## begin Raw records

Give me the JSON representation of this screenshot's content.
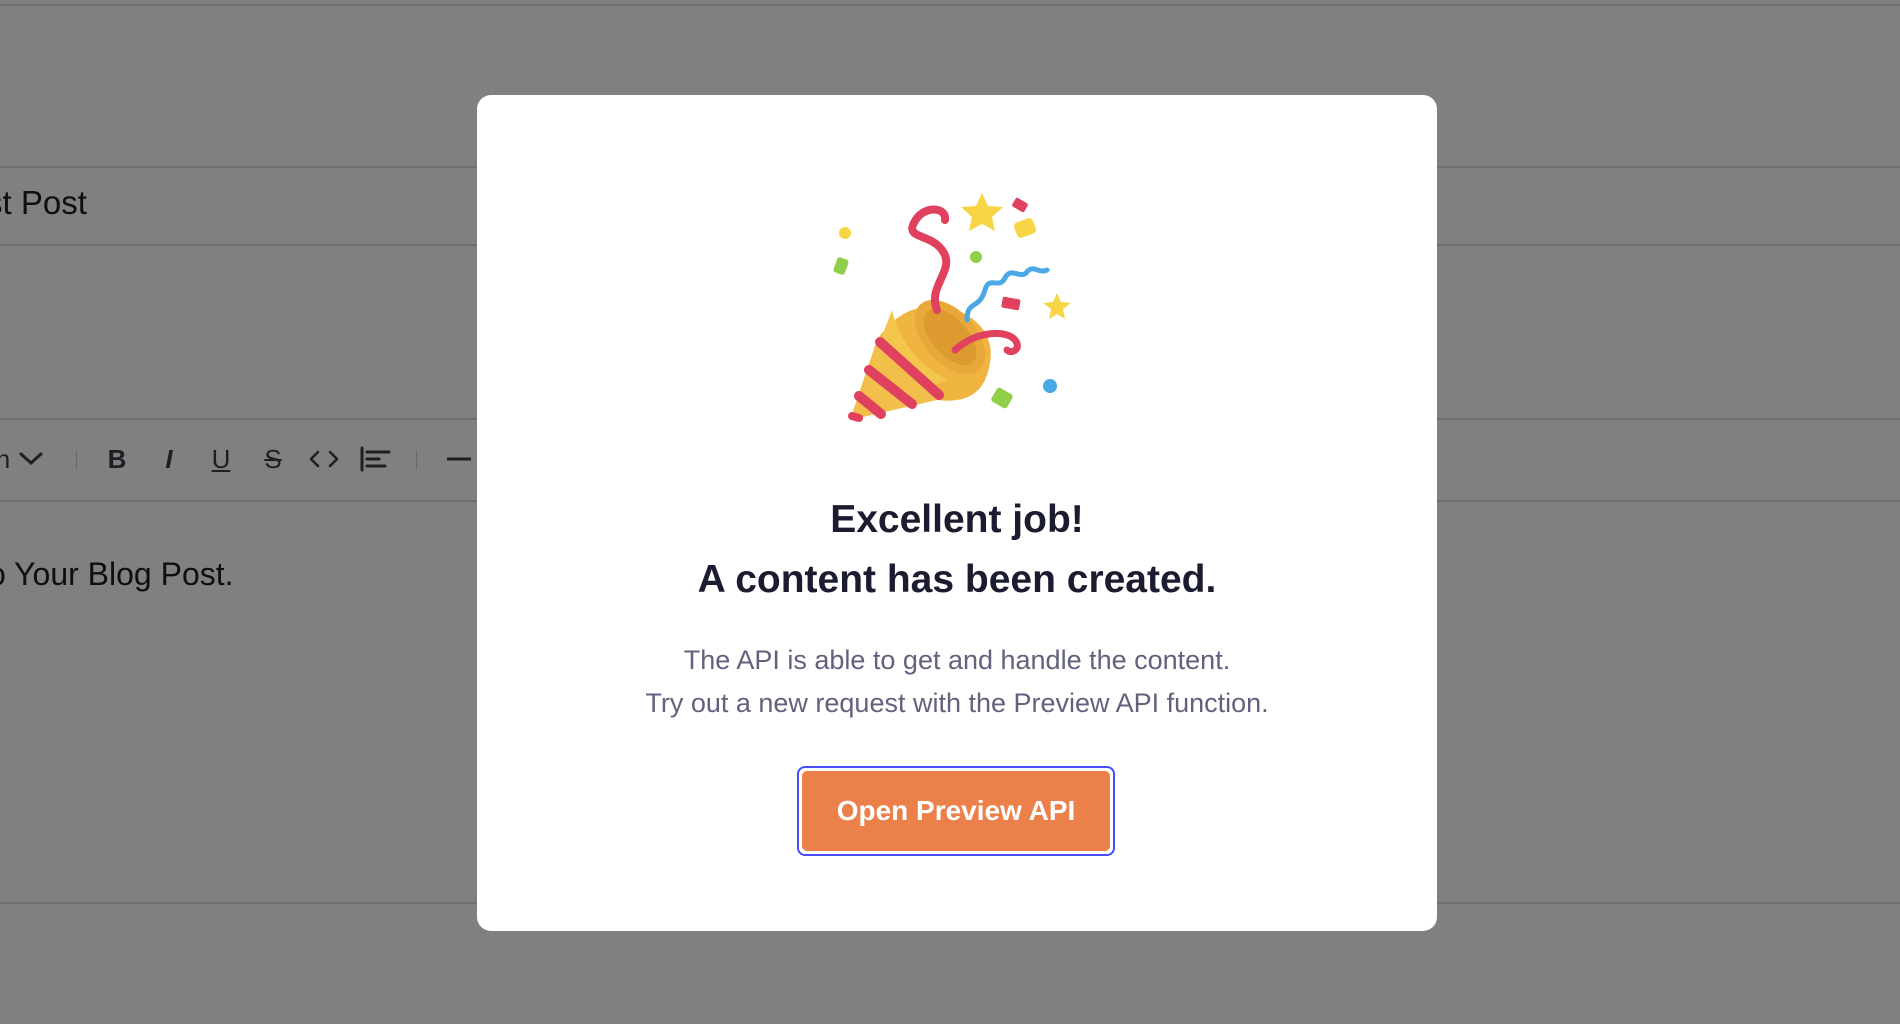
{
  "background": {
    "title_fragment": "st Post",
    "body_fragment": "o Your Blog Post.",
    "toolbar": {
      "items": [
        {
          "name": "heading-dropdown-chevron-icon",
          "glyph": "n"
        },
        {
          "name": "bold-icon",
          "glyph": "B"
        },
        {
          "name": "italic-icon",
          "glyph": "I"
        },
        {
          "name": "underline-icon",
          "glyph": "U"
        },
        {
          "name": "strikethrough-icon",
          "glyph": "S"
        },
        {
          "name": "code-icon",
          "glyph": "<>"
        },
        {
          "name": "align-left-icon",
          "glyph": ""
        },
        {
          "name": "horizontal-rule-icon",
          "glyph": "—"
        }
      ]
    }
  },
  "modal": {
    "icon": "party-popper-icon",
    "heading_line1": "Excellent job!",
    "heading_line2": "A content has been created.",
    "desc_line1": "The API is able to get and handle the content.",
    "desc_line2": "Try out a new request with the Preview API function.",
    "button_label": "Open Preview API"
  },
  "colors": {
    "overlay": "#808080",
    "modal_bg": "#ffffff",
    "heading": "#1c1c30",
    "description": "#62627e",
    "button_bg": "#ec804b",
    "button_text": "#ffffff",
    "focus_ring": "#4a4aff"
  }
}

## end Raw records
## begin Raw records

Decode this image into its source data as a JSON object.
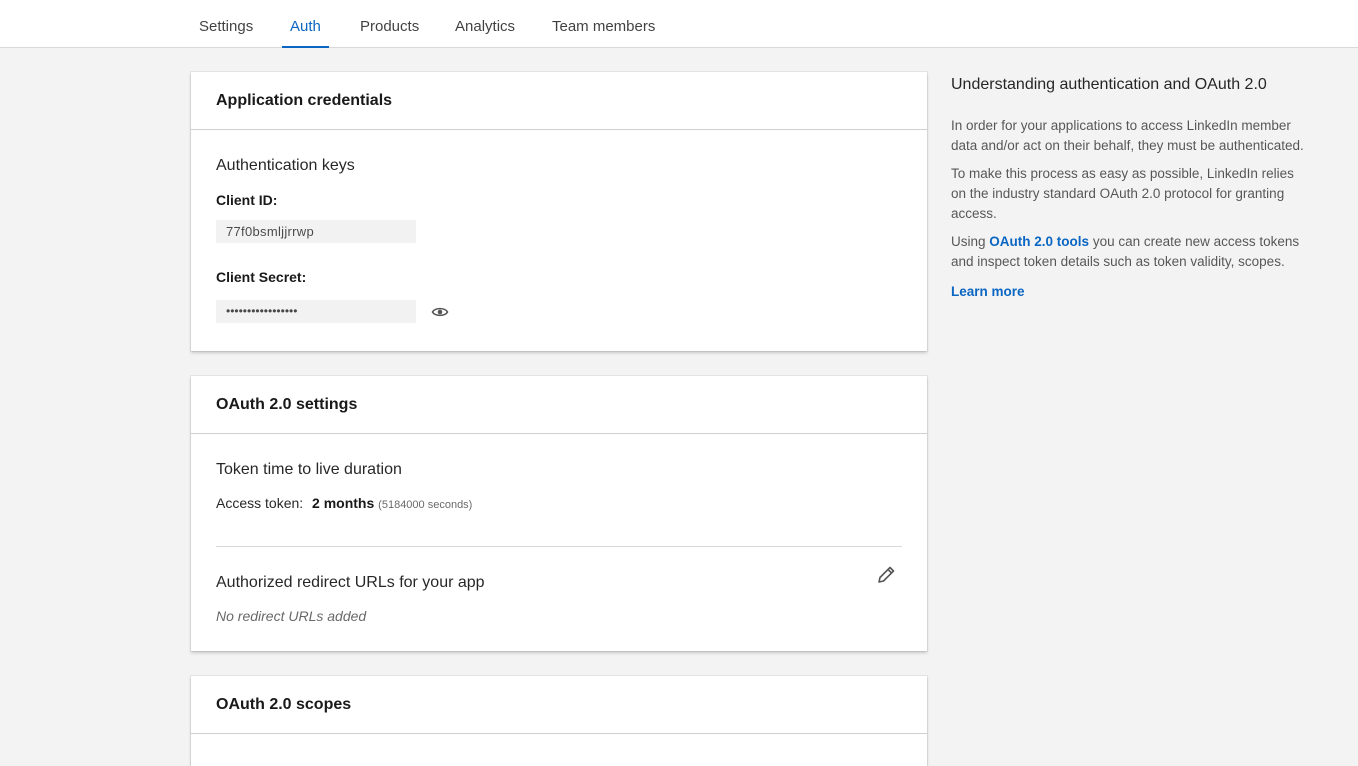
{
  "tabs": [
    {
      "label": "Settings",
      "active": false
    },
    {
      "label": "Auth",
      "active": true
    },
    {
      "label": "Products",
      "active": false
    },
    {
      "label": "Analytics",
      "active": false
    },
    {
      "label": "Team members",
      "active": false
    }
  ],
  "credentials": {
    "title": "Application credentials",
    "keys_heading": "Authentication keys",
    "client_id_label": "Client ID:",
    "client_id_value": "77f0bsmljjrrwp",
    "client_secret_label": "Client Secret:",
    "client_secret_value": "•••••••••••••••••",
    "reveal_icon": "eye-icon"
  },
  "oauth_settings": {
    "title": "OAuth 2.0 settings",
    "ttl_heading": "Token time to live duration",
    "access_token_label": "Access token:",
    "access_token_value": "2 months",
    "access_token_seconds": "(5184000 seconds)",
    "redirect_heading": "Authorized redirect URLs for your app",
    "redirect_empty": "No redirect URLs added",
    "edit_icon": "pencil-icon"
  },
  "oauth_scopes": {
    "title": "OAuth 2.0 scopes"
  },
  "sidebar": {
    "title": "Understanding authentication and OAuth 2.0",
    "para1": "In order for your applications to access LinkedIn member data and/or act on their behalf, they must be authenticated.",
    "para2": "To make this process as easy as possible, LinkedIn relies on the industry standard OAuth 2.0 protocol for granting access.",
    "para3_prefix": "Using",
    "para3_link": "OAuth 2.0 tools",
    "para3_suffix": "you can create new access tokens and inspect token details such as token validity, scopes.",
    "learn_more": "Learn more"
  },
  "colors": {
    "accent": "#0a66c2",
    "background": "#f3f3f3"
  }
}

## end Raw records
## begin Raw records

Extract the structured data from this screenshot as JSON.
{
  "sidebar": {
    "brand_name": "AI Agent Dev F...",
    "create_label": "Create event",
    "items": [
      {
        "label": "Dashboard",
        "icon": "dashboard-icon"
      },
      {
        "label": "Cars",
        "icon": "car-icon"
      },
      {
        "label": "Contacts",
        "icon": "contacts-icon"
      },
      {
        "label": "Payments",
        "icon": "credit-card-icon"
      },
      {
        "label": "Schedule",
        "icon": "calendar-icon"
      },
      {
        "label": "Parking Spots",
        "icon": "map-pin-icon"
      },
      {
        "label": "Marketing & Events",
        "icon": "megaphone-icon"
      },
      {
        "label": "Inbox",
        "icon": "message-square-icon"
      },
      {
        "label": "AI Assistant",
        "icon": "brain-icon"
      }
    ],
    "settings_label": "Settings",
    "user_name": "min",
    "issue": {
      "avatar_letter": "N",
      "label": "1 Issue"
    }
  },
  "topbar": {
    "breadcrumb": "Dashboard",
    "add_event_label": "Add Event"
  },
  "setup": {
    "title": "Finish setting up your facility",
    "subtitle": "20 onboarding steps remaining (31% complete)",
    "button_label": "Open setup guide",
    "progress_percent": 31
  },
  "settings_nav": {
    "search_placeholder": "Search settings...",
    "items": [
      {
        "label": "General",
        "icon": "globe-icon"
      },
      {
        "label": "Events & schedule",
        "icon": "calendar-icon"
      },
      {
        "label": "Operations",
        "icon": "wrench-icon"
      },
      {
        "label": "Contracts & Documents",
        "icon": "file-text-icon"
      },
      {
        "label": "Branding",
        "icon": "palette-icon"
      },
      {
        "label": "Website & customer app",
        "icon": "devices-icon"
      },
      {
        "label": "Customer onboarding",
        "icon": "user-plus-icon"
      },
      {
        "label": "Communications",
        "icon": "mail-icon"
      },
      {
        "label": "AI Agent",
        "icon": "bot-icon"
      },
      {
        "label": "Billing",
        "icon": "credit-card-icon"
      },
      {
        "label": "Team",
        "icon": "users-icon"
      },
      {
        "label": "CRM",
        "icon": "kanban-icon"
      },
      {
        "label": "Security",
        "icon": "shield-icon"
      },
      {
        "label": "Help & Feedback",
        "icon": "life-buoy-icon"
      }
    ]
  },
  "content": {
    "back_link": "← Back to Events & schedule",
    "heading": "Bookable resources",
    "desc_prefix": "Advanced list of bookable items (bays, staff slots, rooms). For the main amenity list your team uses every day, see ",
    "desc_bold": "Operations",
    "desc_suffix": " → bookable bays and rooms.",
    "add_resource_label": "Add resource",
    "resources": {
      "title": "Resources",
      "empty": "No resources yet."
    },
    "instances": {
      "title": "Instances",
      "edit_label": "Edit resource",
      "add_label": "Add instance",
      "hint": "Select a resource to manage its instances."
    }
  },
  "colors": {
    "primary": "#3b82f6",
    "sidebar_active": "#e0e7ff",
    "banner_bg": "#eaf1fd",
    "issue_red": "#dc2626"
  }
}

## end Raw records

*What you have to do:* Show, from the material above, each line that includes the string "Post".

*Solution to the exercise:*
    "title_fragment": "st Post",
    "body_fragment": "o Your Blog Post.",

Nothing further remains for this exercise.